PROBLEM 1: Revise the passage on Education Reform Now from "Advocated for Resource" to "student funding formula.", replacing "pivotal" with "key".
PROBLEM 2: Carry on the passage on Education Reform Now from the point where it stops.

PASSAGE SHOWN:
====

Following the SCOTUS hearings on affirmative action, ERN hosted a debrief on the hearing, with record-setting attendance. The conversation was moderated by The Chronicle of Higher Education reporter Eric Hoover, and featured:

  • Marie Bigham, Founder and Executive Director, ACCEPT,
  • Art Coleman, Managing Partner and Co-Founder, EducationCounsel,
  • Genzie Bonadies Torres, Associate Director for the Educational Opportunities Project, Lawyers, Committee for Human Rights under Civil Law,
  • Michaele Turnage Young, Senior Counsel, NAACP Legal Defense Fund, and
  • James Murphy, Senior Policy Analyst, Education Reform Now.

Advocated for Resource Equity

One big highlight of ERN’s work to address resource equity comes from ERN D.C. who successfully advocated for the passage of three pivotal bills:

  • D.C. Council Chairman Phil Mendelson included two new concentration at-risk weights in the per student funding formula for a total of $10.4 million in recurring funding for D.C. Public Schools and public charter schools that serve high populations of students furthest from opportunity. 
  • ERN D.C. successfully advocated for the passage of the “Uniform Per Student Funding Formula Adequacy Study” into law, which studies the costs and expenses associated with operating D.C. Public Schools, and public charter schools, included and excluded from the per student funding formula.

====

DATA EXCERPTS:
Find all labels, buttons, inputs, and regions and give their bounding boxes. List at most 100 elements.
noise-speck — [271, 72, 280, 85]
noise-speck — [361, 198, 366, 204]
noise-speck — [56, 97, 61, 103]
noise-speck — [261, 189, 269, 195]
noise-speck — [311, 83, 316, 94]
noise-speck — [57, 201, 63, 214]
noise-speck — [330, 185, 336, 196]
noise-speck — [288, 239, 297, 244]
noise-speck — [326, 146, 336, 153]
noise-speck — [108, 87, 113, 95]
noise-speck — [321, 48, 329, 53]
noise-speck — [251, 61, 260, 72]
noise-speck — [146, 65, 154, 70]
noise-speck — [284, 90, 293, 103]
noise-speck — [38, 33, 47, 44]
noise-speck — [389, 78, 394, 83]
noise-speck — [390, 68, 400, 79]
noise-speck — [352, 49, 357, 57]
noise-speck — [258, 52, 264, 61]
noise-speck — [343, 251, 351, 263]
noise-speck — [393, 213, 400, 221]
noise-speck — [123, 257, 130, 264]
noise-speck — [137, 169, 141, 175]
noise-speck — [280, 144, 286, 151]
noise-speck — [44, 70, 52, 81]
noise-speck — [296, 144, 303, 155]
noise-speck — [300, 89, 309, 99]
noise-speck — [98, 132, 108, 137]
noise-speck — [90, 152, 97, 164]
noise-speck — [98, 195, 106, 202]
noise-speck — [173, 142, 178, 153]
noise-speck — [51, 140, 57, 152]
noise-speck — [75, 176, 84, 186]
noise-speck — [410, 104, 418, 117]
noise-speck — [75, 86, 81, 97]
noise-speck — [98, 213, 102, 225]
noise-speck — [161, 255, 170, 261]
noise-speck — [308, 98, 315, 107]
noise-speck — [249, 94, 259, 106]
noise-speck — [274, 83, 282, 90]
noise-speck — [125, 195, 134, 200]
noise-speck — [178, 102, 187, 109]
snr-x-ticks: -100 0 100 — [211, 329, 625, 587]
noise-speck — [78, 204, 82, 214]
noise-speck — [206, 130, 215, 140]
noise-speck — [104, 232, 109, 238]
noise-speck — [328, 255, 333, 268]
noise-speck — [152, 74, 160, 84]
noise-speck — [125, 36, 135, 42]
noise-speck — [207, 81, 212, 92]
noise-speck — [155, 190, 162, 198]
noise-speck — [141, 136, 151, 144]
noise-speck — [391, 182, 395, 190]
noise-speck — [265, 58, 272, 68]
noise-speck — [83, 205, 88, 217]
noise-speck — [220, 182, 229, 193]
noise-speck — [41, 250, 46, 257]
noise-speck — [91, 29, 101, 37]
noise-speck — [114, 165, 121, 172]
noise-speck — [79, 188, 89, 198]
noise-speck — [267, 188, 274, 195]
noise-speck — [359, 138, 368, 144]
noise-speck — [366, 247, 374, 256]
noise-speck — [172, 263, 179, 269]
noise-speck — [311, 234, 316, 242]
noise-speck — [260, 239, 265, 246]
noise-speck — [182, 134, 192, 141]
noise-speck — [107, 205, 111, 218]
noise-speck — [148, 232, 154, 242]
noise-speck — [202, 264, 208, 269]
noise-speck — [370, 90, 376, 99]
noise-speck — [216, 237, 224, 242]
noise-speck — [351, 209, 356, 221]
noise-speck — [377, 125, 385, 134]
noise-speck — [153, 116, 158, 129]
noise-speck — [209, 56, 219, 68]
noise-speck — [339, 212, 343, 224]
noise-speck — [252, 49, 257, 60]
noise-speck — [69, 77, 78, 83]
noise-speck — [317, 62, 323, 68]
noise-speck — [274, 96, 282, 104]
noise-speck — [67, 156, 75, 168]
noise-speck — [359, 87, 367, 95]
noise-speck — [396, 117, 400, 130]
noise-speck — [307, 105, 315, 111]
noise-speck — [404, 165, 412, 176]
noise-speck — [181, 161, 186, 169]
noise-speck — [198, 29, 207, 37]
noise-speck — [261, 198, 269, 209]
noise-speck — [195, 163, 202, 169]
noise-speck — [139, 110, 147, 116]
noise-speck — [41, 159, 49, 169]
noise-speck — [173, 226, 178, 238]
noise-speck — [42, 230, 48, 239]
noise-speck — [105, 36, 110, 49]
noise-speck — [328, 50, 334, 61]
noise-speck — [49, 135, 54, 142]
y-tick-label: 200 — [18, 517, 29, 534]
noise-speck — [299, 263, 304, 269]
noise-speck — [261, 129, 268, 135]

====

REPLY 1:
Advocated for Resource Equity

One big highlight of ERN’s work to address resource equity comes from ERN D.C. who successfully advocated for the passage of three key bills:

  • D.C. Council Chairman Phil Mendelson included two new concentration at-risk weights in the per student funding formula for a total of $10.4 million in recurring funding for D.C. Public Schools and public charter schools that serve high populations of students furthest from opportunity. 
  • ERN D.C. successfully advocated for the passage of the “Uniform Per Student Funding Formula Adequacy Study” into law, which studies the costs and expenses associated with operating D.C. Public Schools, and public charter schools, included and excluded from the per student funding formula.

REPLY 2:
  • ERN D.C. advocated for ways to retain educators in the District. This work culminated in the passage of the Educators Housing Incentive Amendment Act of 2022, which expands a current homeowner financial assistance program to educators.

Hosted 7th Philos Conference

Last month, over 180 policymakers, advocates, donors, and reporters attended ERN’s seventh Philos Conference in Washington, D.C. This year’s theme, “Leading Forward: From Crisis to Opportunity,” challenged attendees to take action to turn the crisis of the pandemic and the longtime crisis of inequity in our education system into opportunity for students.

Honorees included:

  • Washington, D.C., Mayor Muriel Bowser
  • National Urban League President Marc Morial
  • National Parents Union Founder and President Keri Rodrigues 
  • U.S. Representative Ritchie Torres, and
  • Massachusetts Representative Chynah Tyler.

Panelists included U.S. Senator Jeff Merkley, CNN Senior Political Analyst Ron Brownstein, DGA Executive Director Noam Lee, New York City Public Schools Chancellor David Banks, D.C. Superintendent Dr. Christina Grant, and CT Senator Patricia Billie Miller.

Above (left to right)Politico Reporter Juan Perez, Jr., CNN Senior Political Analyst Ron Brownstein, DGA Executive Director Noam Lee, Impact Research Principal Molly Murphy, and Voto Latino Vice President Kenny Sandoval. 
Below (Clockwise from top left): New York City Public Schools Chancellor David Banks, Washington, D.C., Mayor Muriel Bowser, Washington, D.C., State Superintendent Dr. Christina Grant, U.S. Senator Jeff Merkley.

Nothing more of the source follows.